→ Exercise prompt
Track down each line that has the word "Deine" and copy it.

→ Dataset records
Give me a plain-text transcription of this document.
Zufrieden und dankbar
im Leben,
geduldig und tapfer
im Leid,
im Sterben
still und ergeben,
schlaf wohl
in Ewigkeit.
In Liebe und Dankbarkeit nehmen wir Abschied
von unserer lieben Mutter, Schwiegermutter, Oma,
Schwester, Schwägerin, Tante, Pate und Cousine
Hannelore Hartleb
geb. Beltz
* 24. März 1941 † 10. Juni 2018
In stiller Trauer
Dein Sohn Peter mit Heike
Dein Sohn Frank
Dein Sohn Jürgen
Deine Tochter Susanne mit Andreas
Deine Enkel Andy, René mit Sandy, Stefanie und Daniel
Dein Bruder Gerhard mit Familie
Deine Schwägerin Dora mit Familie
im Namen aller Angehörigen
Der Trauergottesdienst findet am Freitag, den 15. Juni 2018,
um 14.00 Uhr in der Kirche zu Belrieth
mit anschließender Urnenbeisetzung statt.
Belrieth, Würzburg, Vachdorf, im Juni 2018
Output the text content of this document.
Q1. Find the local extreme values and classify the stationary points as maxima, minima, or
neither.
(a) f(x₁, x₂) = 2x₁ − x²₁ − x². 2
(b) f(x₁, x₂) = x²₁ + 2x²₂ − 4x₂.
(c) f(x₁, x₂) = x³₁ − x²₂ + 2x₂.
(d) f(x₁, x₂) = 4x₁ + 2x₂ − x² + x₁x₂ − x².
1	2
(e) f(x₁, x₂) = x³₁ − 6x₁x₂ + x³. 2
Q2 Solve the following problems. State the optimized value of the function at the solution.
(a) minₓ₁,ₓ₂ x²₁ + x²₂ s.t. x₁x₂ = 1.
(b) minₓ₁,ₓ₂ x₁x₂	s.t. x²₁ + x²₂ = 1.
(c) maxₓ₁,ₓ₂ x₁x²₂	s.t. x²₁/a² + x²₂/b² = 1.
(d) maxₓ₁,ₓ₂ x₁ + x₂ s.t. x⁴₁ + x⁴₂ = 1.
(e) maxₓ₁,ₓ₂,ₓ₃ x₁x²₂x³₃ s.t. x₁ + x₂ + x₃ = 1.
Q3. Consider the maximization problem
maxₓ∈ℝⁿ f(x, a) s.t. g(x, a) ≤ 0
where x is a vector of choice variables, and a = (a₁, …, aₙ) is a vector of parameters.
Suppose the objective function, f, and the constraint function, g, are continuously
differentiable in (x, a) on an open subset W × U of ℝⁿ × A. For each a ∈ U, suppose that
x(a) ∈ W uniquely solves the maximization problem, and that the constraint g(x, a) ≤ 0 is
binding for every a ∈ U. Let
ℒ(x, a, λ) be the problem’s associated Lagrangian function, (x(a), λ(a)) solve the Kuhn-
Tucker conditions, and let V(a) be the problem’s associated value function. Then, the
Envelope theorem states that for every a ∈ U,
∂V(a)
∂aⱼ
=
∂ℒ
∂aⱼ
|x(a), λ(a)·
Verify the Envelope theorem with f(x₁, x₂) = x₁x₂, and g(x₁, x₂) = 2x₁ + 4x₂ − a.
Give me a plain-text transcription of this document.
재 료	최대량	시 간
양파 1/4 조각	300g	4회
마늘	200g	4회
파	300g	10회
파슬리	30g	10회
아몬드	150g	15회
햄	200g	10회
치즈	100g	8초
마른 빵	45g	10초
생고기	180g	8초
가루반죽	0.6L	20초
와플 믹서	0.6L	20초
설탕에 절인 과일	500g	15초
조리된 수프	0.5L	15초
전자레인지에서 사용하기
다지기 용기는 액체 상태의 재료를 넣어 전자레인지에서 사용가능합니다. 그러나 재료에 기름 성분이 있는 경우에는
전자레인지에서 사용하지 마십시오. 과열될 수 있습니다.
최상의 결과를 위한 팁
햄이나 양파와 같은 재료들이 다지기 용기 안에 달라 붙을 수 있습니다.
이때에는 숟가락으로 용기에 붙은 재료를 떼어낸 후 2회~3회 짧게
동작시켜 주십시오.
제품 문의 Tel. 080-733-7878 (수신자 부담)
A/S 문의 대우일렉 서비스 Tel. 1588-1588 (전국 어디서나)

→ Response for this exercise
Deine Tochter Susanne mit Andreas
Deine Enkel Andy, René mit Sandy, Stefanie und Daniel
Deine Schwägerin Dora mit Familie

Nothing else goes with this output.